_Do this_
Find how many lines in the material contain "thus"; your answer should be that number alone.

_Provided data_
______

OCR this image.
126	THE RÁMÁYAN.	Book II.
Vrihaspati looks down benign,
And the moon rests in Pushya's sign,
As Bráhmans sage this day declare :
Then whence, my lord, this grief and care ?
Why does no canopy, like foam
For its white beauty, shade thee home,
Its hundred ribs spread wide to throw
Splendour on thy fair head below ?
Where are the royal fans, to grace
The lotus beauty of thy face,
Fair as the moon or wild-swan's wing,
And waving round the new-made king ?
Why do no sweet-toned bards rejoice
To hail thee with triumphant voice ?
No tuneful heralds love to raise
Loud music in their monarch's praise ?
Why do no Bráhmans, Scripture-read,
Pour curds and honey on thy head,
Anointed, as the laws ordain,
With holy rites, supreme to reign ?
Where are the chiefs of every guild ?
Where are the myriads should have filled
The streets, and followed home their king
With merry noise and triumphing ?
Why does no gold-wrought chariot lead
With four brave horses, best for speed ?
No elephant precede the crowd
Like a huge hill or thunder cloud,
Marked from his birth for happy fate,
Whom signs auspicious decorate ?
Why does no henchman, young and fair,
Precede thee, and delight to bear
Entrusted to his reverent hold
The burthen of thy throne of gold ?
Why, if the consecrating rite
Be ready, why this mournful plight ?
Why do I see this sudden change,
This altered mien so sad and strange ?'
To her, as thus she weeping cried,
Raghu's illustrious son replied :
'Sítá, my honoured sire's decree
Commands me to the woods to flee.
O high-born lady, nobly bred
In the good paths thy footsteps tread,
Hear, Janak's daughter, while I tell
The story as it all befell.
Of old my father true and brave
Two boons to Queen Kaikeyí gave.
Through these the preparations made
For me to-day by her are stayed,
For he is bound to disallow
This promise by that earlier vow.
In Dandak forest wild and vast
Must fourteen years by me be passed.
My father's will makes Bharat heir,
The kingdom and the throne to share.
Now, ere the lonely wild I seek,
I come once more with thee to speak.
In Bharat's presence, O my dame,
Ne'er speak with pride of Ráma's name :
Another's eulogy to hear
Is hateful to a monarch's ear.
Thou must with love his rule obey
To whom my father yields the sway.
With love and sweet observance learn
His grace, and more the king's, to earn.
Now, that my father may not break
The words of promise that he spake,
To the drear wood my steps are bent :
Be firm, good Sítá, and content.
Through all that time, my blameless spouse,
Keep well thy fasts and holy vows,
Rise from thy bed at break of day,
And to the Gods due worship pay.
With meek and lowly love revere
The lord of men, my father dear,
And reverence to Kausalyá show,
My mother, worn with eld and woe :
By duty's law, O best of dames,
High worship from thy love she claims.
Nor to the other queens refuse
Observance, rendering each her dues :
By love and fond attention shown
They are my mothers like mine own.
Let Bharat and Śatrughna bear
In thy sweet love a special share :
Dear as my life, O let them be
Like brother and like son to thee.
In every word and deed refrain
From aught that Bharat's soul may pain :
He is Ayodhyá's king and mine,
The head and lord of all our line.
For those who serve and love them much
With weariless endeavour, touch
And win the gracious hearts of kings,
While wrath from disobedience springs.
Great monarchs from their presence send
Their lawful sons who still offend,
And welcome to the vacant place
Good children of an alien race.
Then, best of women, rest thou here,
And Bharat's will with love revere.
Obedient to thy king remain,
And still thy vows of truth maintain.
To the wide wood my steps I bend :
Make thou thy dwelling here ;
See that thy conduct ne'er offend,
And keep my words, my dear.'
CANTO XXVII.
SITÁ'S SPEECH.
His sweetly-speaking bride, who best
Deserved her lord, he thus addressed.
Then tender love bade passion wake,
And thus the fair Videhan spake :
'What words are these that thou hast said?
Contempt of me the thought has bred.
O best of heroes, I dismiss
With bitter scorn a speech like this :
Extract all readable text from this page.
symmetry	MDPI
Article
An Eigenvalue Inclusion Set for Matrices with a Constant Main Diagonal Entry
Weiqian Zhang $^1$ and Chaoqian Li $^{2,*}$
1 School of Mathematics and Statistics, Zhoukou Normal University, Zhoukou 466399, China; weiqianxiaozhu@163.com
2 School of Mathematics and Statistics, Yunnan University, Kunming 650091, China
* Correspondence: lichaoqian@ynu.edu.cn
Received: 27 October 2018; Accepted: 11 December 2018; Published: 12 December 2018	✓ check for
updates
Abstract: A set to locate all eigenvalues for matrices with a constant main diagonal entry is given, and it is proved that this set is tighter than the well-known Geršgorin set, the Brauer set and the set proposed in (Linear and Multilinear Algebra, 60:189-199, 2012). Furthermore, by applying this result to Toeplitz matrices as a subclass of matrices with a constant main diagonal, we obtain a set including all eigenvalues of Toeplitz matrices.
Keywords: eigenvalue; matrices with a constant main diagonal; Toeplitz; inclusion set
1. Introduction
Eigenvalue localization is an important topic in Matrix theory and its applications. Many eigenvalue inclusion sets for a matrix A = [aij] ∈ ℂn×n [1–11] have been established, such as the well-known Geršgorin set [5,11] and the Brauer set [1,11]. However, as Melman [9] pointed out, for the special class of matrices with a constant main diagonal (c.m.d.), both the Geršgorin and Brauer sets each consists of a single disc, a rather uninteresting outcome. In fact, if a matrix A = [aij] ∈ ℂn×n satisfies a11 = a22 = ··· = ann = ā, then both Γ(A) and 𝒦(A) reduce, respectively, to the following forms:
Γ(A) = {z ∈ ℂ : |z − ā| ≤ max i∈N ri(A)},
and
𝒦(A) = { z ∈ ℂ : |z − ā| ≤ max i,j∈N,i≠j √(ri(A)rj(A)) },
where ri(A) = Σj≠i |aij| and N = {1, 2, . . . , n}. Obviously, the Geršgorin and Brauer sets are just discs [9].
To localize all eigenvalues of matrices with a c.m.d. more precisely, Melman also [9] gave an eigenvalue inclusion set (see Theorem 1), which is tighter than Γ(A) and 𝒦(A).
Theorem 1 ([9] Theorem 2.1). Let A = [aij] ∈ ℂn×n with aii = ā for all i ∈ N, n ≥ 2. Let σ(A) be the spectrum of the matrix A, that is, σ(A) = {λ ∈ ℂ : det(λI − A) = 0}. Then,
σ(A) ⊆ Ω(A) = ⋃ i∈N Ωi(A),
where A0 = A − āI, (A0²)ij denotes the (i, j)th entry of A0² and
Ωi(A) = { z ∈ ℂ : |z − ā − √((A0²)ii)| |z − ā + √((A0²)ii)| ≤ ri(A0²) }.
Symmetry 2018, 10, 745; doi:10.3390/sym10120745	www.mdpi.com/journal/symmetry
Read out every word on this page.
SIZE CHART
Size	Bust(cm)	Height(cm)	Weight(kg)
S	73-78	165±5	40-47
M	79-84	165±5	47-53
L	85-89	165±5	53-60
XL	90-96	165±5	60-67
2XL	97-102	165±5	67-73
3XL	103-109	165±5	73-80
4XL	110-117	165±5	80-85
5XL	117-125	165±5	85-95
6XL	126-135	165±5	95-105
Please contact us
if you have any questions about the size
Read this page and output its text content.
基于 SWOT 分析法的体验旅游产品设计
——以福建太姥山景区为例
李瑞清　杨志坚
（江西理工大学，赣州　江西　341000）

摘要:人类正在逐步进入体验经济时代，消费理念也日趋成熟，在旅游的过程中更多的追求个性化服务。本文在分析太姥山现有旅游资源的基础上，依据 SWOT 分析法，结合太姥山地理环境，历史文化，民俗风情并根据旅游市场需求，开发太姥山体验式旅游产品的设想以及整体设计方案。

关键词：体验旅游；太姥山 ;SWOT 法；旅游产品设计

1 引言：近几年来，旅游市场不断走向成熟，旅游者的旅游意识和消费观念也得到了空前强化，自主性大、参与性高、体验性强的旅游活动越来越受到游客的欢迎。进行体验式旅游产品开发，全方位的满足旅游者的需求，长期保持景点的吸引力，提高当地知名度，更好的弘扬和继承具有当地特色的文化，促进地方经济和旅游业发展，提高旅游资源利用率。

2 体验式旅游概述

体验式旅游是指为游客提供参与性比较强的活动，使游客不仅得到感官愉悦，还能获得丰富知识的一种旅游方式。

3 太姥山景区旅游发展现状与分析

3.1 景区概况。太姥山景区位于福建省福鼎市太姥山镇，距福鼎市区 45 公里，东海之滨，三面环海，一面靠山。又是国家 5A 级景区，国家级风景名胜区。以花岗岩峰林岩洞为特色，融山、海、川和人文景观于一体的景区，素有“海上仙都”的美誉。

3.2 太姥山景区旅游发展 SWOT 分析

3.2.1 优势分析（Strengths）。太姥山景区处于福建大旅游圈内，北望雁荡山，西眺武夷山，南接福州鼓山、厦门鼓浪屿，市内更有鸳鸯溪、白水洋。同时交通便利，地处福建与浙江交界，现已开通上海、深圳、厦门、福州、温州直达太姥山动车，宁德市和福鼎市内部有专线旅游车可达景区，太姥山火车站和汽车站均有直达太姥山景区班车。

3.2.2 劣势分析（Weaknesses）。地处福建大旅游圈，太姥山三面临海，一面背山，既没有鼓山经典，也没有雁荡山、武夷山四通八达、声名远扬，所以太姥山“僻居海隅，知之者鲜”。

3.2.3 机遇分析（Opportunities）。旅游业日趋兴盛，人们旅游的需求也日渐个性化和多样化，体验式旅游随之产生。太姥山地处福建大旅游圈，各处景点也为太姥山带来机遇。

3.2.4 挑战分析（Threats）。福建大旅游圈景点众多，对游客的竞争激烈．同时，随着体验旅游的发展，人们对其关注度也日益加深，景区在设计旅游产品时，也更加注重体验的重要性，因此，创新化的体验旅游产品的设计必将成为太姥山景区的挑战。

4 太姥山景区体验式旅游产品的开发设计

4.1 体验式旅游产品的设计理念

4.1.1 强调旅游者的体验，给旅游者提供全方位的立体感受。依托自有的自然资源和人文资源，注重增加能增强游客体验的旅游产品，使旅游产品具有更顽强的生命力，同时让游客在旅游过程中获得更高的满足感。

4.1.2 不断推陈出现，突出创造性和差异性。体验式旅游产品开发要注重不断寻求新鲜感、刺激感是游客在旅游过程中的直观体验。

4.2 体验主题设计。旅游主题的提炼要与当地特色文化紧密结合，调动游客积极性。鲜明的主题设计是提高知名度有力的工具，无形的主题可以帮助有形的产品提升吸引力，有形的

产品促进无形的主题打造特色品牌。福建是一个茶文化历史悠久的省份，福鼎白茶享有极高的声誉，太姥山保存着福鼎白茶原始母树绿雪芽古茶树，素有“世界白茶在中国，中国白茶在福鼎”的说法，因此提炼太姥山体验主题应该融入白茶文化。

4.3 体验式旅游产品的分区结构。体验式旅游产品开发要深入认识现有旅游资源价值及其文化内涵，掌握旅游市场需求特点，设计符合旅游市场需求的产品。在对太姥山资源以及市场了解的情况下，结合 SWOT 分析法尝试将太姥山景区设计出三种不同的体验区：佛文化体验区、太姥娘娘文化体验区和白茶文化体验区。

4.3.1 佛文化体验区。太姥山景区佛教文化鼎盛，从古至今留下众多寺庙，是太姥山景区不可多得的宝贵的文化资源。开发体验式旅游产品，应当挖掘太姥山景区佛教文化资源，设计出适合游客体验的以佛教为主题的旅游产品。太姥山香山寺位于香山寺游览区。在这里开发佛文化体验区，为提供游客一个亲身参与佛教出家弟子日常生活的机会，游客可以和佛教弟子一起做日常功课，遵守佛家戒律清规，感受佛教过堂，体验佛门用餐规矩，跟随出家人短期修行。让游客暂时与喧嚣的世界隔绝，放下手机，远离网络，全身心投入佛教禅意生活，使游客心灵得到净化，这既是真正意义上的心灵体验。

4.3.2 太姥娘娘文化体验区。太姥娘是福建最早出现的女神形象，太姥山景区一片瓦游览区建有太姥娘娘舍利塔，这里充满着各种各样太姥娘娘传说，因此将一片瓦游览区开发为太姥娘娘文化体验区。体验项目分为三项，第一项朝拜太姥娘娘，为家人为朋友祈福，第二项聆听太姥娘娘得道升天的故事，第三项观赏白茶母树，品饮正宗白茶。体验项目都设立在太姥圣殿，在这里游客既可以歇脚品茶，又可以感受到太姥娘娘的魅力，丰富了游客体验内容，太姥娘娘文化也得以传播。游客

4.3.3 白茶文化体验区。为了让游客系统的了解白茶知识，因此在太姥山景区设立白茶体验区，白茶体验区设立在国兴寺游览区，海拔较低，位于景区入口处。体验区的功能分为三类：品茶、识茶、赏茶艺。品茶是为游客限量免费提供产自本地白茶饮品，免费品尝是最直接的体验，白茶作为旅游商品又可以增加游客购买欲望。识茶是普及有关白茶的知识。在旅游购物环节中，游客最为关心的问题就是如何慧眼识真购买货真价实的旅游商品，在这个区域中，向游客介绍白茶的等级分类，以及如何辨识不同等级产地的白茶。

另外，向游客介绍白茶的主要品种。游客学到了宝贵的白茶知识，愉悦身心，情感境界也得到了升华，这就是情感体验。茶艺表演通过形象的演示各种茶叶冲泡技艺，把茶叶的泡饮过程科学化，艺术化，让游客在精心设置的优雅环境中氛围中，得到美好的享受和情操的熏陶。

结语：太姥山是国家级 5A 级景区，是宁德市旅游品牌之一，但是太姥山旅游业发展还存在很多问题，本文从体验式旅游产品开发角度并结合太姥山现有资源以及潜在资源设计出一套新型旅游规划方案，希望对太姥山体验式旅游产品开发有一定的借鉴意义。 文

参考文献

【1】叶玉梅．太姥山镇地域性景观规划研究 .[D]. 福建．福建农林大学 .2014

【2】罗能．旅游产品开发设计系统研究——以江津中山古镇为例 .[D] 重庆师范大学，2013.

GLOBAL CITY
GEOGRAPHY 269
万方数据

______

_The response_
3